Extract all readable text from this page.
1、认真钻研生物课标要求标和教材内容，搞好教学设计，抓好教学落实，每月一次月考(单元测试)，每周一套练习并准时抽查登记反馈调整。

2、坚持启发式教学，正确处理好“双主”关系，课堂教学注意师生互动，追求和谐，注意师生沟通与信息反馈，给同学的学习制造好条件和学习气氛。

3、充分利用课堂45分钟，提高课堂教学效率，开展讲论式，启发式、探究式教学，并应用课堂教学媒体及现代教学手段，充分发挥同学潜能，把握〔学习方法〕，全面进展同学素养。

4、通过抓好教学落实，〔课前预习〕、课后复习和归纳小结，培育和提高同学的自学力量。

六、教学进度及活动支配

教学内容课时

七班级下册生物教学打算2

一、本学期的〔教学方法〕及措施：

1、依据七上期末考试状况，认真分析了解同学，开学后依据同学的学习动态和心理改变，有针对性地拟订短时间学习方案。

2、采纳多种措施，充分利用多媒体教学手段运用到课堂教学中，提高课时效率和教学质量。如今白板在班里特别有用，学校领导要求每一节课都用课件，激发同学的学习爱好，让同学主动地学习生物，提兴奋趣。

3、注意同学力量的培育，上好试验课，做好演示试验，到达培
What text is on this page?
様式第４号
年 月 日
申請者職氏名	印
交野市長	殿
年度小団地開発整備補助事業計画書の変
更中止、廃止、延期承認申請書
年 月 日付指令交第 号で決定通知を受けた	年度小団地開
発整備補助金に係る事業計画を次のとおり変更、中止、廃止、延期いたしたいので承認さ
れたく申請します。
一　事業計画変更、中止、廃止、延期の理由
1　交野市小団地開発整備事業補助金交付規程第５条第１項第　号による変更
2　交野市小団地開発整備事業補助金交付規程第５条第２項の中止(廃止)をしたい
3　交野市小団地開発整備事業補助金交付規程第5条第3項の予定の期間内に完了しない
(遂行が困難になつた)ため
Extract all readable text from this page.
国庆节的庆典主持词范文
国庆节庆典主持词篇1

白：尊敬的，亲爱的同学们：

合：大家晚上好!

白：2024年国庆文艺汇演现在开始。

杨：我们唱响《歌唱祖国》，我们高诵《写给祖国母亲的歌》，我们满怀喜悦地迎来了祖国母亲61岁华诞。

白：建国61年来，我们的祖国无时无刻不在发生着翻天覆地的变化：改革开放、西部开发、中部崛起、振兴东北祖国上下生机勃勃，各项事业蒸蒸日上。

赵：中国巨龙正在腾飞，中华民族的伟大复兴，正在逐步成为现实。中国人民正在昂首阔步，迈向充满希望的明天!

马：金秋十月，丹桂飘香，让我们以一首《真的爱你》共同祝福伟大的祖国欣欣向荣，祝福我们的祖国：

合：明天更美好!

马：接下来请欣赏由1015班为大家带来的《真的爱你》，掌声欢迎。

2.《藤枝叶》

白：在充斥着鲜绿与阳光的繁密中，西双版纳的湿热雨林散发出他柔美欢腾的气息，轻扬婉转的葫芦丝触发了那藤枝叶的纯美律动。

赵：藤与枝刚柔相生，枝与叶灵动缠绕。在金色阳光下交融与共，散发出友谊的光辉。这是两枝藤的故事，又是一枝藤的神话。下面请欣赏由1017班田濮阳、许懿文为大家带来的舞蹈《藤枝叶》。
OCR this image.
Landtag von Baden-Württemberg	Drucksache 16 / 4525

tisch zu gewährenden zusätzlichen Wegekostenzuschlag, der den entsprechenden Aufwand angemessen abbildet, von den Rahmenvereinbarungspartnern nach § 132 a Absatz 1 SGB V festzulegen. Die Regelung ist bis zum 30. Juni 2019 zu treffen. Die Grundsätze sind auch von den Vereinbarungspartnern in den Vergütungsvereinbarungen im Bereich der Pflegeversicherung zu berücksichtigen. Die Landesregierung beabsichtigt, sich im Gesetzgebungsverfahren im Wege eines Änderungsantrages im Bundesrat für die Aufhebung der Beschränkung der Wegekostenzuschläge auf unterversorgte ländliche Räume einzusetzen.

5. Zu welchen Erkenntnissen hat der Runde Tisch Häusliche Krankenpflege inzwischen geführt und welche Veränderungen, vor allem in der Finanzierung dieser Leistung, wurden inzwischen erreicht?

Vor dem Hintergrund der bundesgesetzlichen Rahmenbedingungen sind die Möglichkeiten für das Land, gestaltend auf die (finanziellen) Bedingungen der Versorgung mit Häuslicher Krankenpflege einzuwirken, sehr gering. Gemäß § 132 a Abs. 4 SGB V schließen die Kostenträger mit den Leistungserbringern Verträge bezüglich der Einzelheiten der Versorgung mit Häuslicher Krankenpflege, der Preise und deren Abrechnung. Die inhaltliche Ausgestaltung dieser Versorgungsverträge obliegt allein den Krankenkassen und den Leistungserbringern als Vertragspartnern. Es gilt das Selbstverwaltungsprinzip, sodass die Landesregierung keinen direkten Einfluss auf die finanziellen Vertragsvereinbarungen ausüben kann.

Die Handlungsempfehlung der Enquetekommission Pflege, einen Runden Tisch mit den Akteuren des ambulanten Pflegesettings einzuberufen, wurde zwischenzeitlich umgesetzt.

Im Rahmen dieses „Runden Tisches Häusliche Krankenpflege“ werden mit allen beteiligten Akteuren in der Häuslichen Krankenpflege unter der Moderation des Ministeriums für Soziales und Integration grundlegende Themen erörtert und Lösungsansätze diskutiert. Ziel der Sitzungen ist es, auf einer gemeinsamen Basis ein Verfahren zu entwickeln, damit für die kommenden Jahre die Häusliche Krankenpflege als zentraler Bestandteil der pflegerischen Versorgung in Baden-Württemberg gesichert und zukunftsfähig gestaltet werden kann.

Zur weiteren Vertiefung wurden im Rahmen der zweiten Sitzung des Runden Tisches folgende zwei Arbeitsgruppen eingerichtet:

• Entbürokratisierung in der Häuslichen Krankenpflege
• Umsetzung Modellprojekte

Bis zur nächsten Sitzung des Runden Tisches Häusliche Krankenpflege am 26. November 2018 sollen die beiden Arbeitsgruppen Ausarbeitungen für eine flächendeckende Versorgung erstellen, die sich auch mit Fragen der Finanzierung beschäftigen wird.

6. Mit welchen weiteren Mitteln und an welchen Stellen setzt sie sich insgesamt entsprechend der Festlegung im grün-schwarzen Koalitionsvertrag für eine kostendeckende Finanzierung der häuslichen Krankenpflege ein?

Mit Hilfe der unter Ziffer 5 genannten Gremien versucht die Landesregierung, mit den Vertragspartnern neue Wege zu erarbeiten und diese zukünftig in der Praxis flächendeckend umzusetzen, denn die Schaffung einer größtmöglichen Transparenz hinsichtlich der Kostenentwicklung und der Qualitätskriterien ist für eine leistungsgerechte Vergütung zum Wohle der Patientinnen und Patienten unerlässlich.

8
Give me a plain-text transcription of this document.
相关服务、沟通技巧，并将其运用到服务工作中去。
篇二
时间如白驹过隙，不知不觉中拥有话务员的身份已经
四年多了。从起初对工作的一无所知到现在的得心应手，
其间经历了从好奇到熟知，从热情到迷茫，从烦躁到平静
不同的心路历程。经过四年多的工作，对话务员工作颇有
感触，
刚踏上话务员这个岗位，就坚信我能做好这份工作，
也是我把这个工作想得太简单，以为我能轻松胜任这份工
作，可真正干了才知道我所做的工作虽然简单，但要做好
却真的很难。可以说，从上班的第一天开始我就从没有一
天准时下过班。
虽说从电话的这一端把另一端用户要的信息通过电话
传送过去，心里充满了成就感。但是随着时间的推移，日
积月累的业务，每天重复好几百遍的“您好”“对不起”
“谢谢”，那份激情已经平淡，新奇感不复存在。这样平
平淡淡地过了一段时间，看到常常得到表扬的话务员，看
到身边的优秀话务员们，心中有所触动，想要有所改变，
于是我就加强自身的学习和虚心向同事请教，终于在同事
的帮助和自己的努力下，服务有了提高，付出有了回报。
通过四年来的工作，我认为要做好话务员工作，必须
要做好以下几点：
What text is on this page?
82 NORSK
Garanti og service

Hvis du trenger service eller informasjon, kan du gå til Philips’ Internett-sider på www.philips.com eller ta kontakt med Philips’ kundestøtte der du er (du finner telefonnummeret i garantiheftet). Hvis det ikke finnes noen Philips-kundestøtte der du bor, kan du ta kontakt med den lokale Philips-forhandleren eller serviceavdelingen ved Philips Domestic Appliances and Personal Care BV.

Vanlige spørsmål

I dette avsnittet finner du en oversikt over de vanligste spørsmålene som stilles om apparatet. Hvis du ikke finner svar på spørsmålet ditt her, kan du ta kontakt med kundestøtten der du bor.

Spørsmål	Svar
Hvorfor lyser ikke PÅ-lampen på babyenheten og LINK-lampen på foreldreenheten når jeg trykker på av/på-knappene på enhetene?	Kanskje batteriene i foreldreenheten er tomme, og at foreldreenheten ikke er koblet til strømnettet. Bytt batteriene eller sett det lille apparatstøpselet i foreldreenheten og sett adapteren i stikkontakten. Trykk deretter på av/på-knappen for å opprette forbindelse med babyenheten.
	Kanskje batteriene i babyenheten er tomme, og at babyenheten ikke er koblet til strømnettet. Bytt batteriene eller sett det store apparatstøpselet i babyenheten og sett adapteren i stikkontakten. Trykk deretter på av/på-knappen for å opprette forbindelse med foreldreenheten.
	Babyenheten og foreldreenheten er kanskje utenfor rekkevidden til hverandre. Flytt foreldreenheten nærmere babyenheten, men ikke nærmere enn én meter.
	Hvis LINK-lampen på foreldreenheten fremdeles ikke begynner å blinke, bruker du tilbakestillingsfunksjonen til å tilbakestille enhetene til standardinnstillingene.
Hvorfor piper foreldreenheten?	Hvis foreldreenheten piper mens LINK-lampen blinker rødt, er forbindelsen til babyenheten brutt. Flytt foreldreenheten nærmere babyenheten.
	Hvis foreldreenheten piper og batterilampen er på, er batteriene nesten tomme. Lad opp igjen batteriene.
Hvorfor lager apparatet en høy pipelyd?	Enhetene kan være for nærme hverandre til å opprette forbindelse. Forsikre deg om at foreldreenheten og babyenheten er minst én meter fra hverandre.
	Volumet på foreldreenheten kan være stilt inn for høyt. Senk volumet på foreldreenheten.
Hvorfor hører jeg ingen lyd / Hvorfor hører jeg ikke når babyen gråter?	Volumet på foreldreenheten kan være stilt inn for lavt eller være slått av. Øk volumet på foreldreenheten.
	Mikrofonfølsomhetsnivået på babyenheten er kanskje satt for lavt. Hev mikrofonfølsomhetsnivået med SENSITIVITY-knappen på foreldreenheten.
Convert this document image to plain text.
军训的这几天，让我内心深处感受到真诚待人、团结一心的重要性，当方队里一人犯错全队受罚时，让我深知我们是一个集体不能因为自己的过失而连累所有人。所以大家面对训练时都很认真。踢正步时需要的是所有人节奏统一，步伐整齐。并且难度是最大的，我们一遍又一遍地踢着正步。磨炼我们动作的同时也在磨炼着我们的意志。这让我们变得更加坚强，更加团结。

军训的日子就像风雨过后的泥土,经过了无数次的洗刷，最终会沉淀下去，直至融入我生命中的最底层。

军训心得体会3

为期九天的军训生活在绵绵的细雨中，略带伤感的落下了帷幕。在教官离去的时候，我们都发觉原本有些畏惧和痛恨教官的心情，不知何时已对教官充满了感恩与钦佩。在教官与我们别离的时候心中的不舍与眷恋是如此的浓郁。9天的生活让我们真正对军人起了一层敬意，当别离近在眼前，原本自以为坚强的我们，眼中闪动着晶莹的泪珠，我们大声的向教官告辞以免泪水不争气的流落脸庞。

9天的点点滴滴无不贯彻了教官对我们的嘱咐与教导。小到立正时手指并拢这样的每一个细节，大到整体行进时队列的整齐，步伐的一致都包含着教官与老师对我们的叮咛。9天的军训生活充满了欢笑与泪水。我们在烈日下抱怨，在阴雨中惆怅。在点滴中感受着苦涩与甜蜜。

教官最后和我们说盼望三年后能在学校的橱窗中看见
· · ·
* Stated exercise
Write out once more the lines above beginning at the line with "Convert this document image to plain text."; continue through the final line and stop there.

* Written reply
Convert this document image to plain text.
军训的这几天，让我内心深处感受到真诚待人、团结一心的重要性，当方队里一人犯错全队受罚时，让我深知我们是一个集体不能因为自己的过失而连累所有人。所以大家面对训练时都很认真。踢正步时需要的是所有人节奏统一，步伐整齐。并且难度是最大的，我们一遍又一遍地踢着正步。磨炼我们动作的同时也在磨炼着我们的意志。这让我们变得更加坚强，更加团结。

军训的日子就像风雨过后的泥土,经过了无数次的洗刷，最终会沉淀下去，直至融入我生命中的最底层。

军训心得体会3

为期九天的军训生活在绵绵的细雨中，略带伤感的落下了帷幕。在教官离去的时候，我们都发觉原本有些畏惧和痛恨教官的心情，不知何时已对教官充满了感恩与钦佩。在教官与我们别离的时候心中的不舍与眷恋是如此的浓郁。9天的生活让我们真正对军人起了一层敬意，当别离近在眼前，原本自以为坚强的我们，眼中闪动着晶莹的泪珠，我们大声的向教官告辞以免泪水不争气的流落脸庞。

9天的点点滴滴无不贯彻了教官对我们的嘱咐与教导。小到立正时手指并拢这样的每一个细节，大到整体行进时队列的整齐，步伐的一致都包含着教官与老师对我们的叮咛。9天的军训生活充满了欢笑与泪水。我们在烈日下抱怨，在阴雨中惆怅。在点滴中感受着苦涩与甜蜜。

教官最后和我们说盼望三年后能在学校的橱窗中看见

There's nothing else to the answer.